- Task goal -
Search the data for the string "probability" and gather each line it is in.

- Dataset records -
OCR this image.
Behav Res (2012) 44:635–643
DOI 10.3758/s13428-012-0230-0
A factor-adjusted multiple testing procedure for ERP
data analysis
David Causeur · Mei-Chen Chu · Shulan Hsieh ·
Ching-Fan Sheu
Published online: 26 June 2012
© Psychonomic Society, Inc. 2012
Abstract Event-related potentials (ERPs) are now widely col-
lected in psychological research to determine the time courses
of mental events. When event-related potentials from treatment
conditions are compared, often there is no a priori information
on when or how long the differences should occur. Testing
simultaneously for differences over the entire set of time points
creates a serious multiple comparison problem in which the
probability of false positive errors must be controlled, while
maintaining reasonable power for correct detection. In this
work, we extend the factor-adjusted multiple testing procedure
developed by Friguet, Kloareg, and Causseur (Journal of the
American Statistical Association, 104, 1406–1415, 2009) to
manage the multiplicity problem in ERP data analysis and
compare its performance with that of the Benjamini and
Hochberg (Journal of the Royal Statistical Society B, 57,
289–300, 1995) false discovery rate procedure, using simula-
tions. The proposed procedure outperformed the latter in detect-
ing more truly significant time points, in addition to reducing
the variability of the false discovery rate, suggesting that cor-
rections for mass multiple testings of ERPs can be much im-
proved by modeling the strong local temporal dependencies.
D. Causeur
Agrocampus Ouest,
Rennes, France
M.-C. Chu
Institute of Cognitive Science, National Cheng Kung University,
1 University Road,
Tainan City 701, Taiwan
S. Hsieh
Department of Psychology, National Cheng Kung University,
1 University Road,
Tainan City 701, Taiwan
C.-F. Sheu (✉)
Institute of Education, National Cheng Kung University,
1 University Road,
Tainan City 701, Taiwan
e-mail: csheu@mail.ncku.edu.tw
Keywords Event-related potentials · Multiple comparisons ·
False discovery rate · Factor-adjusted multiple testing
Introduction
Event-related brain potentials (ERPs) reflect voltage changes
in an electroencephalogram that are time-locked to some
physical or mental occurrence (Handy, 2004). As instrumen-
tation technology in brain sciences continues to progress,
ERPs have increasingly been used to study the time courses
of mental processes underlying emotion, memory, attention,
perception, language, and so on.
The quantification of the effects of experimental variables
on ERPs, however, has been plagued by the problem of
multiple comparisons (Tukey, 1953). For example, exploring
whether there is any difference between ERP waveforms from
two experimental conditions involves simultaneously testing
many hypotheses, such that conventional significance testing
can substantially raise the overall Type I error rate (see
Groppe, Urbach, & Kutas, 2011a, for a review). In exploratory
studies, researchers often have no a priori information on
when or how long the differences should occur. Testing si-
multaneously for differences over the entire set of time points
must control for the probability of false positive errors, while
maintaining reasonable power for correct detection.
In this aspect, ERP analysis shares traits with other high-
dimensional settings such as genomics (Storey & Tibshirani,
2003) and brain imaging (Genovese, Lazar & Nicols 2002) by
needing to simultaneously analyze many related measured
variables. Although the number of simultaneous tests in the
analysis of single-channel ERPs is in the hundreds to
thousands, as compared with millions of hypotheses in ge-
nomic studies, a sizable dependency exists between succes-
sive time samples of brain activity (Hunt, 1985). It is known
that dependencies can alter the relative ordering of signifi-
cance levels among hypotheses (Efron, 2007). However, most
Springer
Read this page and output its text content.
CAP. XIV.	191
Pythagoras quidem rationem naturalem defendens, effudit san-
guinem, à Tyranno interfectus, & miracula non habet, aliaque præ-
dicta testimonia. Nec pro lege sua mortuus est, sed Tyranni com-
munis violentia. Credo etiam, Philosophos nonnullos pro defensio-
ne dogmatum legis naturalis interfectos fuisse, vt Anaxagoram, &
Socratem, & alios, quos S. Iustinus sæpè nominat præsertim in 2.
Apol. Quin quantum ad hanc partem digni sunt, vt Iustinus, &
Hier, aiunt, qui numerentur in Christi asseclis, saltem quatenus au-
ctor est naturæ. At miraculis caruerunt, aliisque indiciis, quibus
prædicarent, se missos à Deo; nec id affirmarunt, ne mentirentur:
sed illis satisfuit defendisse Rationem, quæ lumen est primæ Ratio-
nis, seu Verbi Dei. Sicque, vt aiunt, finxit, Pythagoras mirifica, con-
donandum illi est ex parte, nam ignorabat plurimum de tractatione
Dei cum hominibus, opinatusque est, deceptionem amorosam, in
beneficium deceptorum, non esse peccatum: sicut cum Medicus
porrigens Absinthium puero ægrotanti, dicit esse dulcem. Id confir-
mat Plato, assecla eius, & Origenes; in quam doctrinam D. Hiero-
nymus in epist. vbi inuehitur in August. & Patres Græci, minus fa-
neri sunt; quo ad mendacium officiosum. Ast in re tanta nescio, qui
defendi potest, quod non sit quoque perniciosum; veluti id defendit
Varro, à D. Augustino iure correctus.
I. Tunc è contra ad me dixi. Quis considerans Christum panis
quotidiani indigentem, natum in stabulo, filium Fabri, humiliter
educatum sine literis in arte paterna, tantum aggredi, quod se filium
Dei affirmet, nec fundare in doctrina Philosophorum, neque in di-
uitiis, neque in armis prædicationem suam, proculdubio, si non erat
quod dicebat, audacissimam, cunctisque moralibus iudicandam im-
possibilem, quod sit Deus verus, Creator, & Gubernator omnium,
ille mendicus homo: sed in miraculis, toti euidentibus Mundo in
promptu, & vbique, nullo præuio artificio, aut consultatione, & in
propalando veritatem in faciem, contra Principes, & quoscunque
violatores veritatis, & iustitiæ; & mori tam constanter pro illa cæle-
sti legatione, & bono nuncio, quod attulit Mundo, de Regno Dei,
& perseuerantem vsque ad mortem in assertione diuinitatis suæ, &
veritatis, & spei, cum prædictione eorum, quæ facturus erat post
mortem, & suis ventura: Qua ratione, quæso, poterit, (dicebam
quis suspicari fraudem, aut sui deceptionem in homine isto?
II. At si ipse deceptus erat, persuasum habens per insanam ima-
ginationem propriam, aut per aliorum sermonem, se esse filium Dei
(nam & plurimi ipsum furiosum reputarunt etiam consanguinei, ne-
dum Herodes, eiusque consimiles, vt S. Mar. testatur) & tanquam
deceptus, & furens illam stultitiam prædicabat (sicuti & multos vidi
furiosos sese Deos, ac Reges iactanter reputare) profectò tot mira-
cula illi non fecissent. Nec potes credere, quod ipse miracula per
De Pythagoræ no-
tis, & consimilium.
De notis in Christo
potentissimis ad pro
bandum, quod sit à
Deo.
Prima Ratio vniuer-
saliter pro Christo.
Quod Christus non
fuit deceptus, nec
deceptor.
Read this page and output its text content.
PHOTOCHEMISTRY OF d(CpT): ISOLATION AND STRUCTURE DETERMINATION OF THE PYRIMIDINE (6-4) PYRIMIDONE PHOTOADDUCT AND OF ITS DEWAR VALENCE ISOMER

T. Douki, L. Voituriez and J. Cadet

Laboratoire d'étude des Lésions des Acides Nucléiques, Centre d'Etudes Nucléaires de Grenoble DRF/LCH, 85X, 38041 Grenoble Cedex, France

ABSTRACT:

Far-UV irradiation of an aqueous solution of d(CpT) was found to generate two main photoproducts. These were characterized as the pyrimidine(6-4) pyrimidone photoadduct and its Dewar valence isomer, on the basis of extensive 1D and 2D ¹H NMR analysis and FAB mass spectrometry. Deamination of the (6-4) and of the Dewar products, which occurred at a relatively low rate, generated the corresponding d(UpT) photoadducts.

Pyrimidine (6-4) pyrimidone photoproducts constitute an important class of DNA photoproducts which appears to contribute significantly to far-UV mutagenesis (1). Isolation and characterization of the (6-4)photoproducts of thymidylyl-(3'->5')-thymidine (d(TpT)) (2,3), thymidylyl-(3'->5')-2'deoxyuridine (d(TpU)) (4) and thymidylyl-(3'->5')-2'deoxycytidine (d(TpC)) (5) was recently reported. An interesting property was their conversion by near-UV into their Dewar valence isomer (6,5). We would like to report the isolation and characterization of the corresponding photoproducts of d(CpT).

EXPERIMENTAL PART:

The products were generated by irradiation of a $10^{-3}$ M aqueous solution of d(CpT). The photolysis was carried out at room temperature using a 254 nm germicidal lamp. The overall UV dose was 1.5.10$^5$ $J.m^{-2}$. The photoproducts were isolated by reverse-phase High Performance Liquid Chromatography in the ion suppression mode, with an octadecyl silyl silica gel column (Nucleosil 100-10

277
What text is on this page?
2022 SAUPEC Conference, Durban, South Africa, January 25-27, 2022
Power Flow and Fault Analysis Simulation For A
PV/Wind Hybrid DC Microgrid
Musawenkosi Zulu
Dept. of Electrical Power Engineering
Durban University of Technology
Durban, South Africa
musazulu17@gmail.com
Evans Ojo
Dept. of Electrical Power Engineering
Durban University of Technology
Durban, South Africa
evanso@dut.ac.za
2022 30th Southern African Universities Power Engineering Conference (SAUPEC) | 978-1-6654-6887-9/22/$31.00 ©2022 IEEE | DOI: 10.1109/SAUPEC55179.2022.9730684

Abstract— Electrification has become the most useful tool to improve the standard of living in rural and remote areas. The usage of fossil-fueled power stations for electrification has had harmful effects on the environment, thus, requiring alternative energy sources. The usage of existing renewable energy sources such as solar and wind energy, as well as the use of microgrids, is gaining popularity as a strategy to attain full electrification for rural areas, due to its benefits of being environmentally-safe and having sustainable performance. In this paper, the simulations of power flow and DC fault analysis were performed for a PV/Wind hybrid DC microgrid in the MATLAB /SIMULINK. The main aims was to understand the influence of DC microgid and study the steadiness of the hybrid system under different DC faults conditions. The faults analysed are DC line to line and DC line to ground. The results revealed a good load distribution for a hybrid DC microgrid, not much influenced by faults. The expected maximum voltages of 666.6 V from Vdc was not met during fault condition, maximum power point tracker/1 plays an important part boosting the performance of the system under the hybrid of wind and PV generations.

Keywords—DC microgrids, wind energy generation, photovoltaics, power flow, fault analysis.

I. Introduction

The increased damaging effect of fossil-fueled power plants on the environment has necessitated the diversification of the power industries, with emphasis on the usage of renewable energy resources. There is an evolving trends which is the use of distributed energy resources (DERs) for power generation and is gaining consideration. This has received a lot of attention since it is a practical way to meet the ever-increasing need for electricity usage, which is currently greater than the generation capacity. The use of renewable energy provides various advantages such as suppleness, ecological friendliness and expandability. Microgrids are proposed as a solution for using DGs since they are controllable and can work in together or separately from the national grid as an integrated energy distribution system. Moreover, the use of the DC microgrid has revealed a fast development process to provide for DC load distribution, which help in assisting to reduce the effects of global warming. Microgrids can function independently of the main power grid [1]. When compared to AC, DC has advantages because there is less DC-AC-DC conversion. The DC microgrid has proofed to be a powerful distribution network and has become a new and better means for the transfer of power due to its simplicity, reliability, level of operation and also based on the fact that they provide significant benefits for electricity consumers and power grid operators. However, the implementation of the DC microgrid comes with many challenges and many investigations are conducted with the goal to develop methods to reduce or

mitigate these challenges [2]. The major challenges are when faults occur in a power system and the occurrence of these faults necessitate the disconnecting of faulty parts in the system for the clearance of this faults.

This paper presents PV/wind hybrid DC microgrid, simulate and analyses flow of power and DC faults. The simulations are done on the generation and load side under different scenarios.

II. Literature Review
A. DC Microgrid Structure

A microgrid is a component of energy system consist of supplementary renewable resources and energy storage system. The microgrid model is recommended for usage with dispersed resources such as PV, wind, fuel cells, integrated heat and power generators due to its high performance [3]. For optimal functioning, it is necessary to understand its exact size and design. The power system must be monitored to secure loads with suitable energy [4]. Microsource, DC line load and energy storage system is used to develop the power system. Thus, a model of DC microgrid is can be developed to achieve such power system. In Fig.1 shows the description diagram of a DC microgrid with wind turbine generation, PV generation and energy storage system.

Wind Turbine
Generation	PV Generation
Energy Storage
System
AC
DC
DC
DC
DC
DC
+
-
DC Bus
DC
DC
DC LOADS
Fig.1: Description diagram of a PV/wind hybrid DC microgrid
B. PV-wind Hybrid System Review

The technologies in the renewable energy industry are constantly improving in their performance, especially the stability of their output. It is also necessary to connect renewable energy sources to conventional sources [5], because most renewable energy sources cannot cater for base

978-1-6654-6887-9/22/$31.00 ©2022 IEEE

- Solution below -
probability of false positive errors must be controlled, while
must control for the probability of false positive errors, while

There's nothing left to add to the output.